Task objective: Collect all lines from the listing that include the string "structured".

Dataset entries:
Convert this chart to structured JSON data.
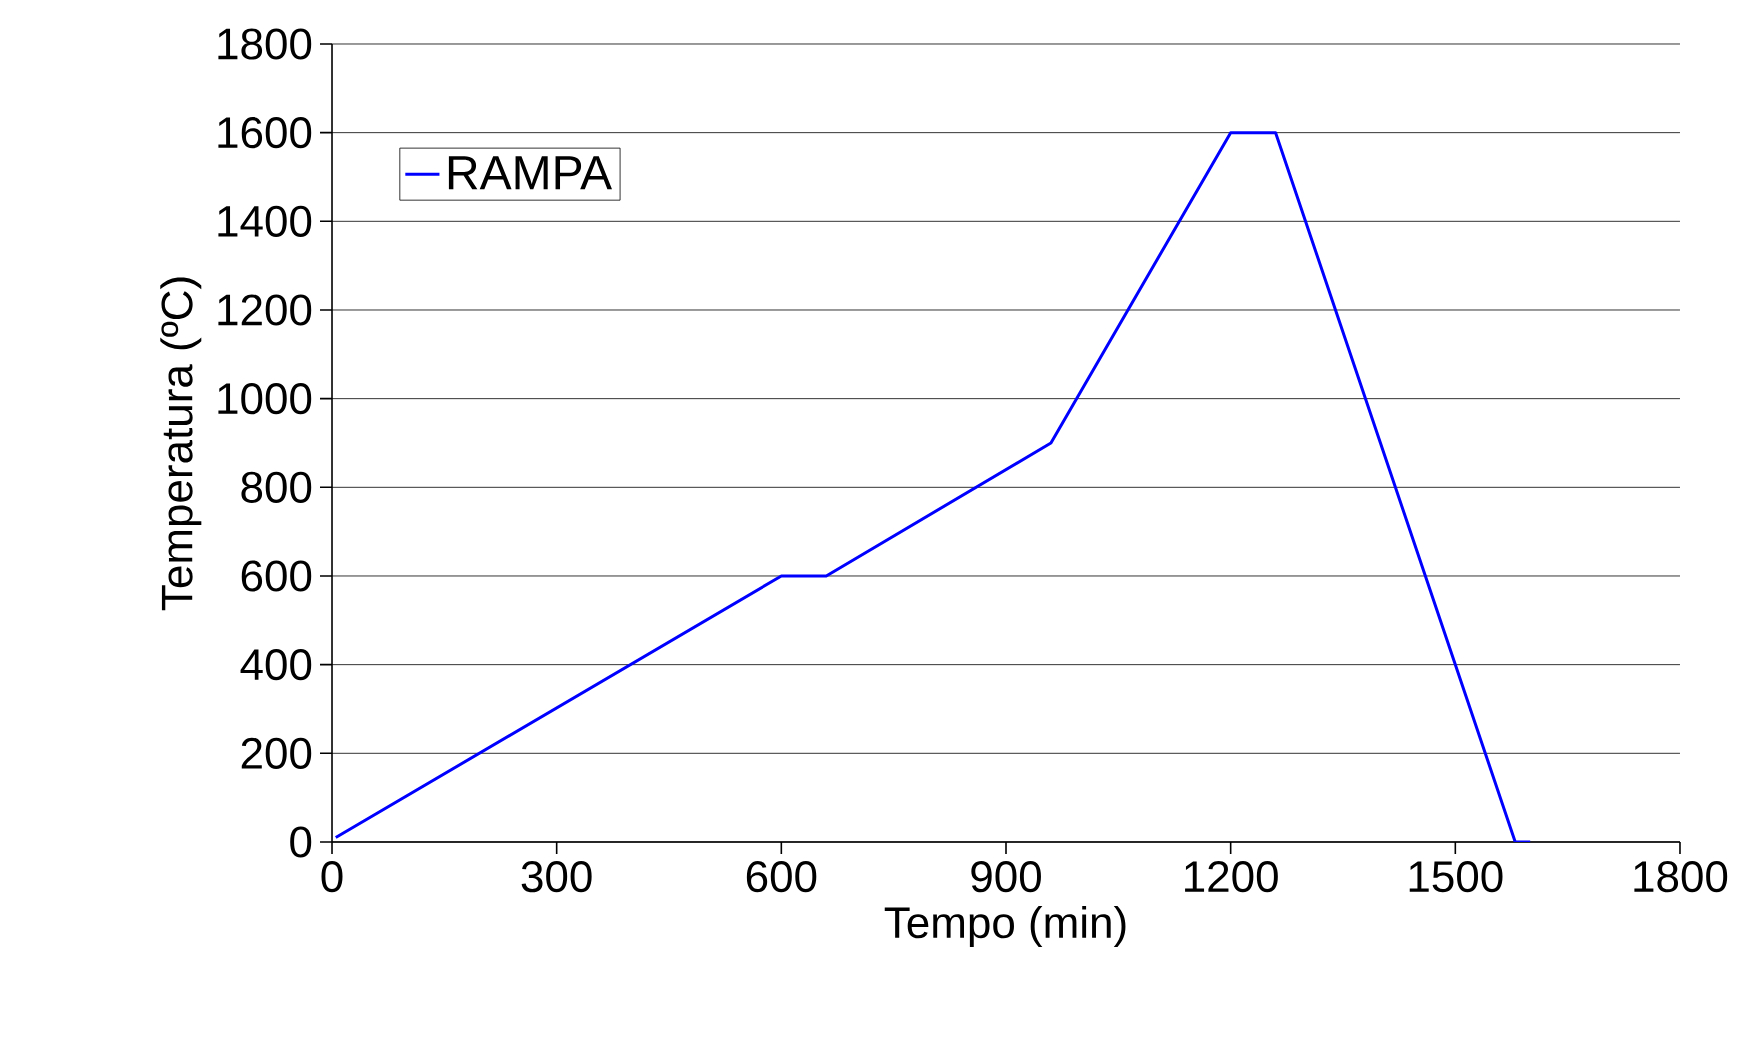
{
  "chart_data": {
    "type": "line",
    "xlabel": "Tempo (min)",
    "ylabel": "Temperatura (ºC)",
    "series": [
      {
        "name": "RAMPA",
        "color": "#0000ff",
        "x": [
          5,
          600,
          660,
          960,
          1200,
          1260,
          1580,
          1600
        ],
        "values": [
          10,
          600,
          600,
          900,
          1600,
          1600,
          0,
          0
        ]
      }
    ],
    "xlim": [
      0,
      1800
    ],
    "xticks": [
      0,
      300,
      600,
      900,
      1200,
      1500,
      1800
    ],
    "ylim": [
      0,
      1800
    ],
    "yticks": [
      0,
      200,
      400,
      600,
      800,
      1000,
      1200,
      1400,
      1600,
      1800
    ],
    "grid": "y",
    "legend": "top left",
    "marker": "none",
    "line_style": "solid"
  }
}
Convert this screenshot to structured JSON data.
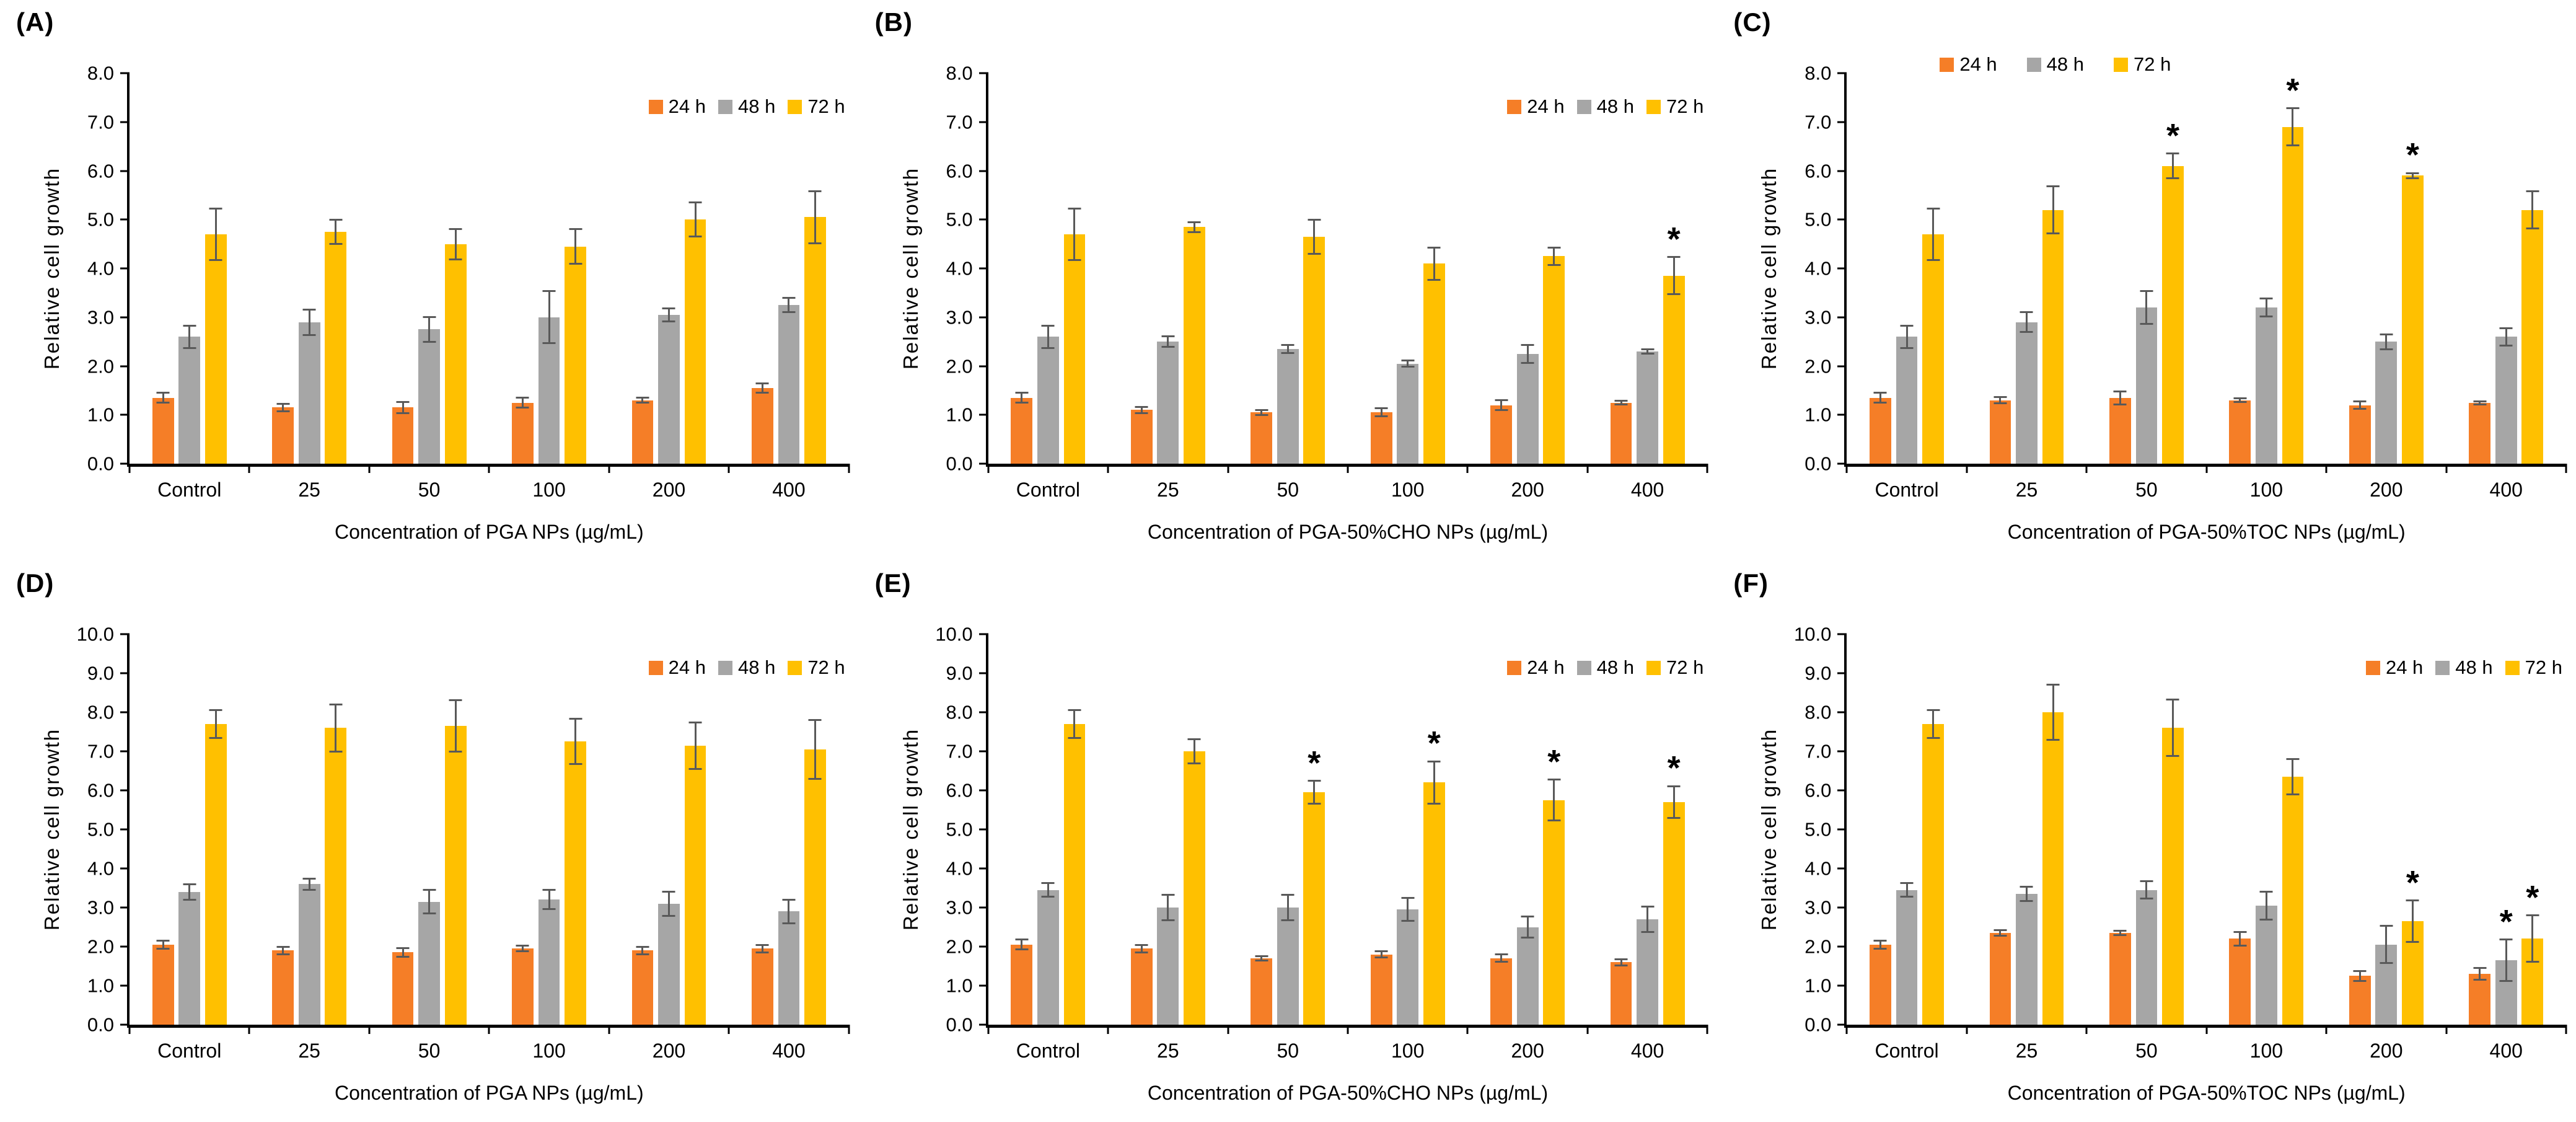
{
  "figure": {
    "background": "#ffffff",
    "text_color": "#000000",
    "error_bar_color": "#595959",
    "axis_color": "#000000",
    "series_colors": {
      "24 h": "#F57E27",
      "48 h": "#A6A6A6",
      "72 h": "#FFC000"
    },
    "significance_marker": "*"
  },
  "chart_data": [
    {
      "type": "bar",
      "panel": "A",
      "panel_label": "(A)",
      "ylabel": "Relative cell growth",
      "xlabel": "Concentration of PGA NPs (µg/mL)",
      "ylim": [
        0,
        8.0
      ],
      "ytick_step": 1.0,
      "grid": false,
      "legend_position": "top-right",
      "categories": [
        "Control",
        "25",
        "50",
        "100",
        "200",
        "400"
      ],
      "series": [
        {
          "name": "24 h",
          "color": "#F57E27",
          "values": [
            1.35,
            1.15,
            1.15,
            1.25,
            1.3,
            1.55
          ],
          "errors": [
            0.12,
            0.1,
            0.13,
            0.12,
            0.07,
            0.12
          ],
          "significance": [
            0,
            0,
            0,
            0,
            0,
            0
          ]
        },
        {
          "name": "48 h",
          "color": "#A6A6A6",
          "values": [
            2.6,
            2.9,
            2.75,
            3.0,
            3.05,
            3.25
          ],
          "errors": [
            0.25,
            0.28,
            0.27,
            0.55,
            0.15,
            0.17
          ],
          "significance": [
            0,
            0,
            0,
            0,
            0,
            0
          ]
        },
        {
          "name": "72 h",
          "color": "#FFC000",
          "values": [
            4.7,
            4.75,
            4.5,
            4.45,
            5.0,
            5.05
          ],
          "errors": [
            0.55,
            0.27,
            0.33,
            0.37,
            0.37,
            0.55
          ],
          "significance": [
            0,
            0,
            0,
            0,
            0,
            0
          ]
        }
      ]
    },
    {
      "type": "bar",
      "panel": "B",
      "panel_label": "(B)",
      "ylabel": "Relative cell growth",
      "xlabel": "Concentration of PGA-50%CHO NPs (µg/mL)",
      "ylim": [
        0,
        8.0
      ],
      "ytick_step": 1.0,
      "grid": false,
      "legend_position": "top-right",
      "categories": [
        "Control",
        "25",
        "50",
        "100",
        "200",
        "400"
      ],
      "series": [
        {
          "name": "24 h",
          "color": "#F57E27",
          "values": [
            1.35,
            1.1,
            1.05,
            1.05,
            1.2,
            1.25
          ],
          "errors": [
            0.12,
            0.08,
            0.07,
            0.1,
            0.12,
            0.06
          ],
          "significance": [
            0,
            0,
            0,
            0,
            0,
            0
          ]
        },
        {
          "name": "48 h",
          "color": "#A6A6A6",
          "values": [
            2.6,
            2.5,
            2.35,
            2.05,
            2.25,
            2.3
          ],
          "errors": [
            0.25,
            0.13,
            0.1,
            0.08,
            0.2,
            0.06
          ],
          "significance": [
            0,
            0,
            0,
            0,
            0,
            0
          ]
        },
        {
          "name": "72 h",
          "color": "#FFC000",
          "values": [
            4.7,
            4.85,
            4.65,
            4.1,
            4.25,
            3.85
          ],
          "errors": [
            0.55,
            0.12,
            0.37,
            0.35,
            0.2,
            0.4
          ],
          "significance": [
            0,
            0,
            0,
            0,
            0,
            1
          ]
        }
      ]
    },
    {
      "type": "bar",
      "panel": "C",
      "panel_label": "(C)",
      "ylabel": "Relative cell growth",
      "xlabel": "Concentration of PGA-50%TOC NPs (µg/mL)",
      "ylim": [
        0,
        8.0
      ],
      "ytick_step": 1.0,
      "grid": false,
      "legend_position": "top-left",
      "categories": [
        "Control",
        "25",
        "50",
        "100",
        "200",
        "400"
      ],
      "series": [
        {
          "name": "24 h",
          "color": "#F57E27",
          "values": [
            1.35,
            1.3,
            1.35,
            1.3,
            1.2,
            1.25
          ],
          "errors": [
            0.12,
            0.08,
            0.15,
            0.06,
            0.1,
            0.05
          ],
          "significance": [
            0,
            0,
            0,
            0,
            0,
            0
          ]
        },
        {
          "name": "48 h",
          "color": "#A6A6A6",
          "values": [
            2.6,
            2.9,
            3.2,
            3.2,
            2.5,
            2.6
          ],
          "errors": [
            0.25,
            0.22,
            0.35,
            0.2,
            0.17,
            0.2
          ],
          "significance": [
            0,
            0,
            0,
            0,
            0,
            0
          ]
        },
        {
          "name": "72 h",
          "color": "#FFC000",
          "values": [
            4.7,
            5.2,
            6.1,
            6.9,
            5.9,
            5.2
          ],
          "errors": [
            0.55,
            0.5,
            0.27,
            0.4,
            0.07,
            0.4
          ],
          "significance": [
            0,
            0,
            1,
            1,
            1,
            0
          ]
        }
      ]
    },
    {
      "type": "bar",
      "panel": "D",
      "panel_label": "(D)",
      "ylabel": "Relative cell growth",
      "xlabel": "Concentration of PGA NPs (µg/mL)",
      "ylim": [
        0,
        10.0
      ],
      "ytick_step": 1.0,
      "grid": false,
      "legend_position": "top-right",
      "categories": [
        "Control",
        "25",
        "50",
        "100",
        "200",
        "400"
      ],
      "series": [
        {
          "name": "24 h",
          "color": "#F57E27",
          "values": [
            2.05,
            1.9,
            1.85,
            1.95,
            1.9,
            1.95
          ],
          "errors": [
            0.13,
            0.12,
            0.13,
            0.1,
            0.12,
            0.12
          ],
          "significance": [
            0,
            0,
            0,
            0,
            0,
            0
          ]
        },
        {
          "name": "48 h",
          "color": "#A6A6A6",
          "values": [
            3.4,
            3.6,
            3.15,
            3.2,
            3.1,
            2.9
          ],
          "errors": [
            0.22,
            0.17,
            0.33,
            0.27,
            0.33,
            0.33
          ],
          "significance": [
            0,
            0,
            0,
            0,
            0,
            0
          ]
        },
        {
          "name": "72 h",
          "color": "#FFC000",
          "values": [
            7.7,
            7.6,
            7.65,
            7.25,
            7.15,
            7.05
          ],
          "errors": [
            0.38,
            0.63,
            0.68,
            0.6,
            0.62,
            0.78
          ],
          "significance": [
            0,
            0,
            0,
            0,
            0,
            0
          ]
        }
      ]
    },
    {
      "type": "bar",
      "panel": "E",
      "panel_label": "(E)",
      "ylabel": "Relative cell growth",
      "xlabel": "Concentration of PGA-50%CHO NPs (µg/mL)",
      "ylim": [
        0,
        10.0
      ],
      "ytick_step": 1.0,
      "grid": false,
      "legend_position": "top-right",
      "categories": [
        "Control",
        "25",
        "50",
        "100",
        "200",
        "400"
      ],
      "series": [
        {
          "name": "24 h",
          "color": "#F57E27",
          "values": [
            2.05,
            1.95,
            1.7,
            1.8,
            1.7,
            1.6
          ],
          "errors": [
            0.15,
            0.12,
            0.08,
            0.1,
            0.12,
            0.1
          ],
          "significance": [
            0,
            0,
            0,
            0,
            0,
            0
          ]
        },
        {
          "name": "48 h",
          "color": "#A6A6A6",
          "values": [
            3.45,
            3.0,
            3.0,
            2.95,
            2.5,
            2.7
          ],
          "errors": [
            0.2,
            0.35,
            0.35,
            0.32,
            0.3,
            0.35
          ],
          "significance": [
            0,
            0,
            0,
            0,
            0,
            0
          ]
        },
        {
          "name": "72 h",
          "color": "#FFC000",
          "values": [
            7.7,
            7.0,
            5.95,
            6.2,
            5.75,
            5.7
          ],
          "errors": [
            0.38,
            0.33,
            0.32,
            0.57,
            0.55,
            0.43
          ],
          "significance": [
            0,
            0,
            1,
            1,
            1,
            1
          ]
        }
      ]
    },
    {
      "type": "bar",
      "panel": "F",
      "panel_label": "(F)",
      "ylabel": "Relative cell growth",
      "xlabel": "Concentration of PGA-50%TOC NPs (µg/mL)",
      "ylim": [
        0,
        10.0
      ],
      "ytick_step": 1.0,
      "grid": false,
      "legend_position": "top-right",
      "categories": [
        "Control",
        "25",
        "50",
        "100",
        "200",
        "400"
      ],
      "series": [
        {
          "name": "24 h",
          "color": "#F57E27",
          "values": [
            2.05,
            2.35,
            2.35,
            2.2,
            1.25,
            1.3
          ],
          "errors": [
            0.13,
            0.1,
            0.08,
            0.2,
            0.15,
            0.17
          ],
          "significance": [
            0,
            0,
            0,
            0,
            0,
            0
          ]
        },
        {
          "name": "48 h",
          "color": "#A6A6A6",
          "values": [
            3.45,
            3.35,
            3.45,
            3.05,
            2.05,
            1.65
          ],
          "errors": [
            0.2,
            0.2,
            0.25,
            0.38,
            0.5,
            0.55
          ],
          "significance": [
            0,
            0,
            0,
            0,
            0,
            1
          ]
        },
        {
          "name": "72 h",
          "color": "#FFC000",
          "values": [
            7.7,
            8.0,
            7.6,
            6.35,
            2.65,
            2.2
          ],
          "errors": [
            0.38,
            0.73,
            0.75,
            0.47,
            0.55,
            0.62
          ],
          "significance": [
            0,
            0,
            0,
            0,
            1,
            1
          ]
        }
      ]
    }
  ]
}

Written answer:
Convert this chart to structured JSON data.
Convert this screenshot to structured JSON data.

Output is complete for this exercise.